-- AIM --
Retype everything from the line containing "Detect and localize" down to the line containing "x-tick-label: 3: [708, 812, 721, 833]", including both of those lines. Leave the pictures out of your copy.
───── DATA FOR PROCESSING ─────
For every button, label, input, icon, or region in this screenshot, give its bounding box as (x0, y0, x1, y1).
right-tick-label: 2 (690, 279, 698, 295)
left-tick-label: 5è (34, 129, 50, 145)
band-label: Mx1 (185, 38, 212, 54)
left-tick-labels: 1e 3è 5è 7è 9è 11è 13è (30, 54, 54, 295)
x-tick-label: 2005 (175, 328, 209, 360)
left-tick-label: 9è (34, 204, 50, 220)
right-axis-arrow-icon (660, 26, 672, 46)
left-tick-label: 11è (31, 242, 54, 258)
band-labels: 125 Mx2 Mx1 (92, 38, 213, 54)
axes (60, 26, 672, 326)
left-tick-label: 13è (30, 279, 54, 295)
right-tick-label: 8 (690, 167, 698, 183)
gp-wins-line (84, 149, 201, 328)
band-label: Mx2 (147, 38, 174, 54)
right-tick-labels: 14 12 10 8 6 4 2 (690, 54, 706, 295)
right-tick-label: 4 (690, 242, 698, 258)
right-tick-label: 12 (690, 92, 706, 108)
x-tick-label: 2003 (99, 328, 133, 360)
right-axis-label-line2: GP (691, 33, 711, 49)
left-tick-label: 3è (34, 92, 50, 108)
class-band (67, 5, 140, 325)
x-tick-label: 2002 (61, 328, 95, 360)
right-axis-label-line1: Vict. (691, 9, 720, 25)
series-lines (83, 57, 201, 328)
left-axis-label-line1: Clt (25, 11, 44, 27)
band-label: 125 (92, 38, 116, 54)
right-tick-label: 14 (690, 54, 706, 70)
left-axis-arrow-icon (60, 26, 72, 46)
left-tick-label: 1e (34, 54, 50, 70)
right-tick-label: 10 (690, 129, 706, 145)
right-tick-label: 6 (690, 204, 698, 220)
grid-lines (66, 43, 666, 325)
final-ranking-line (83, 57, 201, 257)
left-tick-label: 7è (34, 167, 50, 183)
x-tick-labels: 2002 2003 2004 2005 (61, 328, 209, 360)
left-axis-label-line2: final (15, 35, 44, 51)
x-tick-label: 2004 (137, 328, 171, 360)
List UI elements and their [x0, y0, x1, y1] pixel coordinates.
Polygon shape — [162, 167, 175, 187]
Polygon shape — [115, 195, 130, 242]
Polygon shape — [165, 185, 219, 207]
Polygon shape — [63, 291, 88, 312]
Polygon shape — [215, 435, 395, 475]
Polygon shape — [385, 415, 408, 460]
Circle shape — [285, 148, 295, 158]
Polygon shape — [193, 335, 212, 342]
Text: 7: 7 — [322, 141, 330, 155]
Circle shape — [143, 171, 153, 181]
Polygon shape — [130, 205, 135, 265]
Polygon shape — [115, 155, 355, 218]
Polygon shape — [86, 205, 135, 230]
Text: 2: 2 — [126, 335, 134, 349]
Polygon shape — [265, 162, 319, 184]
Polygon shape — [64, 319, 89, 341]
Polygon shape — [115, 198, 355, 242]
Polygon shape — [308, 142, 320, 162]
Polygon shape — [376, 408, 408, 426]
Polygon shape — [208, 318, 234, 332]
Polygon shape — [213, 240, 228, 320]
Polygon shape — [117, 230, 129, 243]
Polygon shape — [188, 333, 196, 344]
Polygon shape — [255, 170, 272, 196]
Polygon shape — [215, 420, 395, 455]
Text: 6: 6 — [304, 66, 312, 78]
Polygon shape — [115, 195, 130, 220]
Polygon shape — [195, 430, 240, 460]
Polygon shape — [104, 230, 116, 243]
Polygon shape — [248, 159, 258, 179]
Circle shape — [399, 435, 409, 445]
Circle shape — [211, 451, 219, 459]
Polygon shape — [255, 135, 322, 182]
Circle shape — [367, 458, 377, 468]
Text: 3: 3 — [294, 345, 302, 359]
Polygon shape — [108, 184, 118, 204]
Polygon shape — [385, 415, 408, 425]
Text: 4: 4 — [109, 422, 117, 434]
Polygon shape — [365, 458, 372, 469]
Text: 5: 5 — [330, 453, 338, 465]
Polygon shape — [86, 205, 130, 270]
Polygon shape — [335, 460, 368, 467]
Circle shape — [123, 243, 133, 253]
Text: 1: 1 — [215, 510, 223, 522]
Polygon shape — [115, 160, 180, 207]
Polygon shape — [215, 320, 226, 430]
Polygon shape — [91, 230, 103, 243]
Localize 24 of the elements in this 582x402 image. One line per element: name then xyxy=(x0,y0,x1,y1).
─────
───── DATA FOR PROCESSING ─────
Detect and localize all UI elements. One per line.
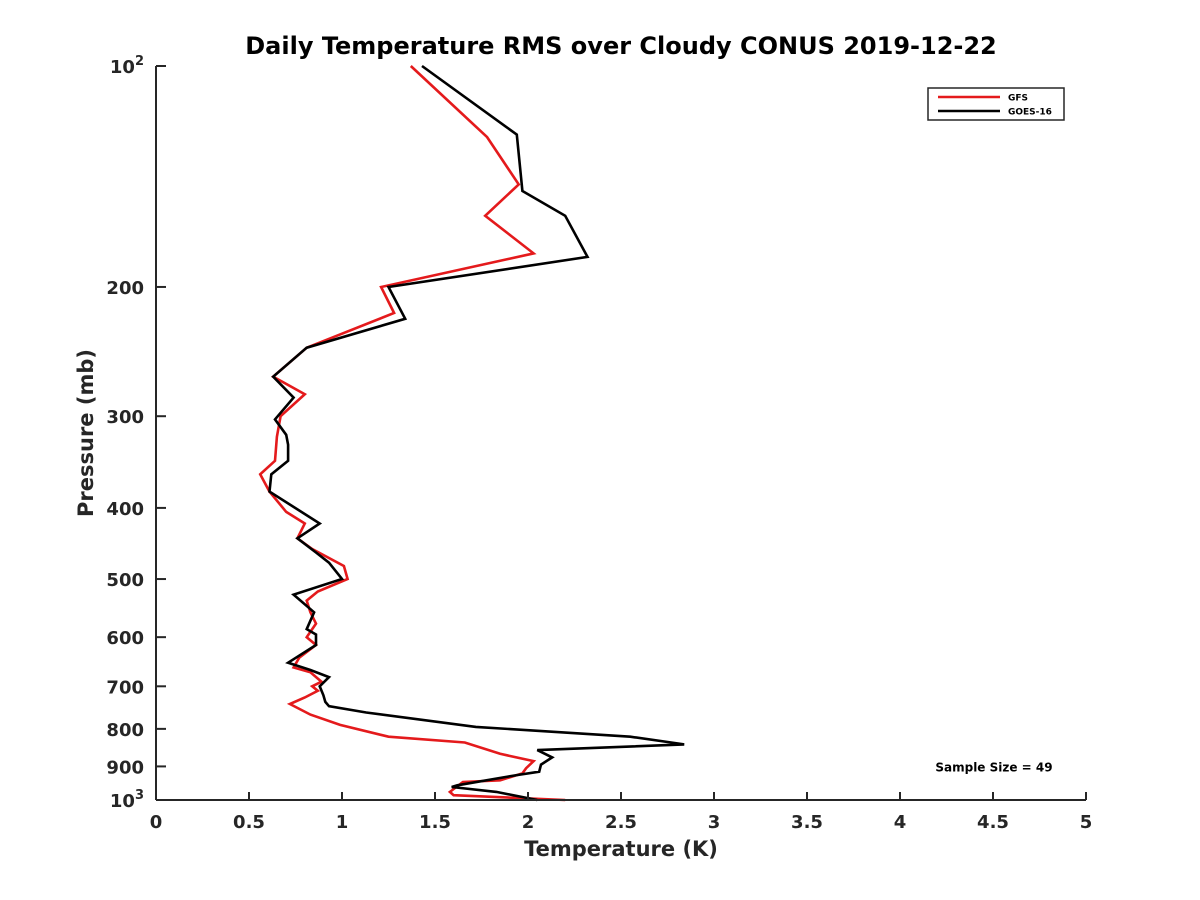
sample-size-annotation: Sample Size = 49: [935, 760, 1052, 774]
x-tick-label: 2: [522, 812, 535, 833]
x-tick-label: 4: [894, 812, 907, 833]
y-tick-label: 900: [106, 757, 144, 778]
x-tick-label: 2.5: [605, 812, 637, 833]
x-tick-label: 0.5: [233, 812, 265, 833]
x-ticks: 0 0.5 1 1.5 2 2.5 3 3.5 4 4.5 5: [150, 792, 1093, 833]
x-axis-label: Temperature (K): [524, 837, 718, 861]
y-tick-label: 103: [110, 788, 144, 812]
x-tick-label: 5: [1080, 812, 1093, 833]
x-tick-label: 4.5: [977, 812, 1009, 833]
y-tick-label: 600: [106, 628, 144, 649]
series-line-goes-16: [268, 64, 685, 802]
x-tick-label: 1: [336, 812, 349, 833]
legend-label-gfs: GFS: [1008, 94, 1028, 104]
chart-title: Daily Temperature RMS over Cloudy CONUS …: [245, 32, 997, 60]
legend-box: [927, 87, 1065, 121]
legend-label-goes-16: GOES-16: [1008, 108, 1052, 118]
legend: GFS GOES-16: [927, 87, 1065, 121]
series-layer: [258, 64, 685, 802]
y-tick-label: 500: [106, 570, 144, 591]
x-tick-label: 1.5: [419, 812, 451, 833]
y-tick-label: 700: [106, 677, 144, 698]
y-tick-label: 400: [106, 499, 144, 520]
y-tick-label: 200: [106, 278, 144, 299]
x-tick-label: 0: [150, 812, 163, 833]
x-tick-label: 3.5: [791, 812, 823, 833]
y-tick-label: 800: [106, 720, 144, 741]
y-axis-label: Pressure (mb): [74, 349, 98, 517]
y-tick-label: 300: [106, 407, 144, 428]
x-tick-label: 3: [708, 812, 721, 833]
─────
-- WRITTEN RESPONSE --
Detect and localize all UI elements. One per line.
sample-size-annotation: Sample Size = 49: [935, 760, 1052, 774]
x-tick-label: 2: [522, 812, 535, 833]
x-tick-label: 4: [894, 812, 907, 833]
y-tick-label: 900: [106, 757, 144, 778]
x-tick-label: 2.5: [605, 812, 637, 833]
x-tick-label: 0.5: [233, 812, 265, 833]
x-ticks: 0 0.5 1 1.5 2 2.5 3 3.5 4 4.5 5: [150, 792, 1093, 833]
x-axis-label: Temperature (K): [524, 837, 718, 861]
y-tick-label: 103: [110, 788, 144, 812]
x-tick-label: 5: [1080, 812, 1093, 833]
x-tick-label: 4.5: [977, 812, 1009, 833]
y-tick-label: 600: [106, 628, 144, 649]
series-line-goes-16: [268, 64, 685, 802]
x-tick-label: 1: [336, 812, 349, 833]
legend-label-gfs: GFS: [1008, 94, 1028, 104]
chart-title: Daily Temperature RMS over Cloudy CONUS …: [245, 32, 997, 60]
legend-box: [927, 87, 1065, 121]
legend-label-goes-16: GOES-16: [1008, 108, 1052, 118]
legend: GFS GOES-16: [927, 87, 1065, 121]
series-layer: [258, 64, 685, 802]
y-tick-label: 500: [106, 570, 144, 591]
x-tick-label: 1.5: [419, 812, 451, 833]
y-tick-label: 700: [106, 677, 144, 698]
y-tick-label: 400: [106, 499, 144, 520]
y-tick-label: 200: [106, 278, 144, 299]
x-tick-label: 0: [150, 812, 163, 833]
x-tick-label: 3.5: [791, 812, 823, 833]
y-tick-label: 800: [106, 720, 144, 741]
y-axis-label: Pressure (mb): [74, 349, 98, 517]
y-tick-label: 300: [106, 407, 144, 428]
x-tick-label: 3: [708, 812, 721, 833]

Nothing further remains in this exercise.